▸ PROBLEM STATEMENT:
Nothing may be dropped or altered: reproduce all the data.

───── DATA ENTRIES ─────

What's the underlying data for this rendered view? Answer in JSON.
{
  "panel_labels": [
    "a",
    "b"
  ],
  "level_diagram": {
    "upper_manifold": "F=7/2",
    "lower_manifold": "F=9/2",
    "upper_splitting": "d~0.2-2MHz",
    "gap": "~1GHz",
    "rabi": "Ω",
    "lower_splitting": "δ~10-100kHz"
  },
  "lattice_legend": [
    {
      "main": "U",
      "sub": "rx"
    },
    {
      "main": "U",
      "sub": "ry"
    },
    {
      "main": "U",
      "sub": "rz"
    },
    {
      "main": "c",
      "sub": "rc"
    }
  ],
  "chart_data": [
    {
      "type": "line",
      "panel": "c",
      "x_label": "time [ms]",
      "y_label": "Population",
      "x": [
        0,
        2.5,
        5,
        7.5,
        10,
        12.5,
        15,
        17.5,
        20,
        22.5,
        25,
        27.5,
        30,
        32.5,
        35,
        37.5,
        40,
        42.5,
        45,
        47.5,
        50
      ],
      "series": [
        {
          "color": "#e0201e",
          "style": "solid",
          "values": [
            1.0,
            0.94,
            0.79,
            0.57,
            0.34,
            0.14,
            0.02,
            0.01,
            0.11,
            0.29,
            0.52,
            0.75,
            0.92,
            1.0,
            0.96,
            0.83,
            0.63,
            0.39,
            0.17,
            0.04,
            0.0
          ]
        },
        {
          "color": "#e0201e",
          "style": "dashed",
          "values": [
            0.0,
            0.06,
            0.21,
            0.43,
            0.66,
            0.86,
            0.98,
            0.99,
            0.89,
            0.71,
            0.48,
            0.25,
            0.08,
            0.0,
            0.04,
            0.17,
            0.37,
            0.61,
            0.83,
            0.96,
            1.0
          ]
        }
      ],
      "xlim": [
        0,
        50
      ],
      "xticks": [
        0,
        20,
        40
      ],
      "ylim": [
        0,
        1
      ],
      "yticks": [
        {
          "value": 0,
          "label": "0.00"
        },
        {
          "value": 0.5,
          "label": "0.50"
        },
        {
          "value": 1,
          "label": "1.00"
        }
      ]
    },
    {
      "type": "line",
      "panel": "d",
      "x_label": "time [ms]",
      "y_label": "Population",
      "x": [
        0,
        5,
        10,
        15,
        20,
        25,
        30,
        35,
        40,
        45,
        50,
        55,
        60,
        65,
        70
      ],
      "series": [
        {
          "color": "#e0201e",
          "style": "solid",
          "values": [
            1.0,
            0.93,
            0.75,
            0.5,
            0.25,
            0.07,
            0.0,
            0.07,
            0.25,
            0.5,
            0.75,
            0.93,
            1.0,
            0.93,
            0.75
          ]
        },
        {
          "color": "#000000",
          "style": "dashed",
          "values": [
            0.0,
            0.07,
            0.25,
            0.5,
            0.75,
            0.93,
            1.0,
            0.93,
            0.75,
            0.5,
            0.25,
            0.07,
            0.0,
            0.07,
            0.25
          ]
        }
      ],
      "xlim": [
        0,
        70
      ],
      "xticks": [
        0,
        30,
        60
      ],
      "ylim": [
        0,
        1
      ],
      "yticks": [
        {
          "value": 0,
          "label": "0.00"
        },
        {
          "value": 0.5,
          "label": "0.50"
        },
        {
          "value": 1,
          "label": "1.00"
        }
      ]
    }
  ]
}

─────

▸ OUTPUT FOR THIS TASK:
What's the underlying data for this rendered view? Answer in JSON.
{
  "panel_labels": [
    "a",
    "b"
  ],
  "level_diagram": {
    "upper_manifold": "F=7/2",
    "lower_manifold": "F=9/2",
    "upper_splitting": "d~0.2-2MHz",
    "gap": "~1GHz",
    "rabi": "Ω",
    "lower_splitting": "δ~10-100kHz"
  },
  "lattice_legend": [
    {
      "main": "U",
      "sub": "rx"
    },
    {
      "main": "U",
      "sub": "ry"
    },
    {
      "main": "U",
      "sub": "rz"
    },
    {
      "main": "c",
      "sub": "rc"
    }
  ],
  "chart_data": [
    {
      "type": "line",
      "panel": "c",
      "x_label": "time [ms]",
      "y_label": "Population",
      "x": [
        0,
        2.5,
        5,
        7.5,
        10,
        12.5,
        15,
        17.5,
        20,
        22.5,
        25,
        27.5,
        30,
        32.5,
        35,
        37.5,
        40,
        42.5,
        45,
        47.5,
        50
      ],
      "series": [
        {
          "color": "#e0201e",
          "style": "solid",
          "values": [
            1.0,
            0.94,
            0.79,
            0.57,
            0.34,
            0.14,
            0.02,
            0.01,
            0.11,
            0.29,
            0.52,
            0.75,
            0.92,
            1.0,
            0.96,
            0.83,
            0.63,
            0.39,
            0.17,
            0.04,
            0.0
          ]
        },
        {
          "color": "#e0201e",
          "style": "dashed",
          "values": [
            0.0,
            0.06,
            0.21,
            0.43,
            0.66,
            0.86,
            0.98,
            0.99,
            0.89,
            0.71,
            0.48,
            0.25,
            0.08,
            0.0,
            0.04,
            0.17,
            0.37,
            0.61,
            0.83,
            0.96,
            1.0
          ]
        }
      ],
      "xlim": [
        0,
        50
      ],
      "xticks": [
        0,
        20,
        40
      ],
      "ylim": [
        0,
        1
      ],
      "yticks": [
        {
          "value": 0,
          "label": "0.00"
        },
        {
          "value": 0.5,
          "label": "0.50"
        },
        {
          "value": 1,
          "label": "1.00"
        }
      ]
    },
    {
      "type": "line",
      "panel": "d",
      "x_label": "time [ms]",
      "y_label": "Population",
      "x": [
        0,
        5,
        10,
        15,
        20,
        25,
        30,
        35,
        40,
        45,
        50,
        55,
        60,
        65,
        70
      ],
      "series": [
        {
          "color": "#e0201e",
          "style": "solid",
          "values": [
            1.0,
            0.93,
            0.75,
            0.5,
            0.25,
            0.07,
            0.0,
            0.07,
            0.25,
            0.5,
            0.75,
            0.93,
            1.0,
            0.93,
            0.75
          ]
        },
        {
          "color": "#000000",
          "style": "dashed",
          "values": [
            0.0,
            0.07,
            0.25,
            0.5,
            0.75,
            0.93,
            1.0,
            0.93,
            0.75,
            0.5,
            0.25,
            0.07,
            0.0,
            0.07,
            0.25
          ]
        }
      ],
      "xlim": [
        0,
        70
      ],
      "xticks": [
        0,
        30,
        60
      ],
      "ylim": [
        0,
        1
      ],
      "yticks": [
        {
          "value": 0,
          "label": "0.00"
        },
        {
          "value": 0.5,
          "label": "0.50"
        },
        {
          "value": 1,
          "label": "1.00"
        }
      ]
    }
  ]
}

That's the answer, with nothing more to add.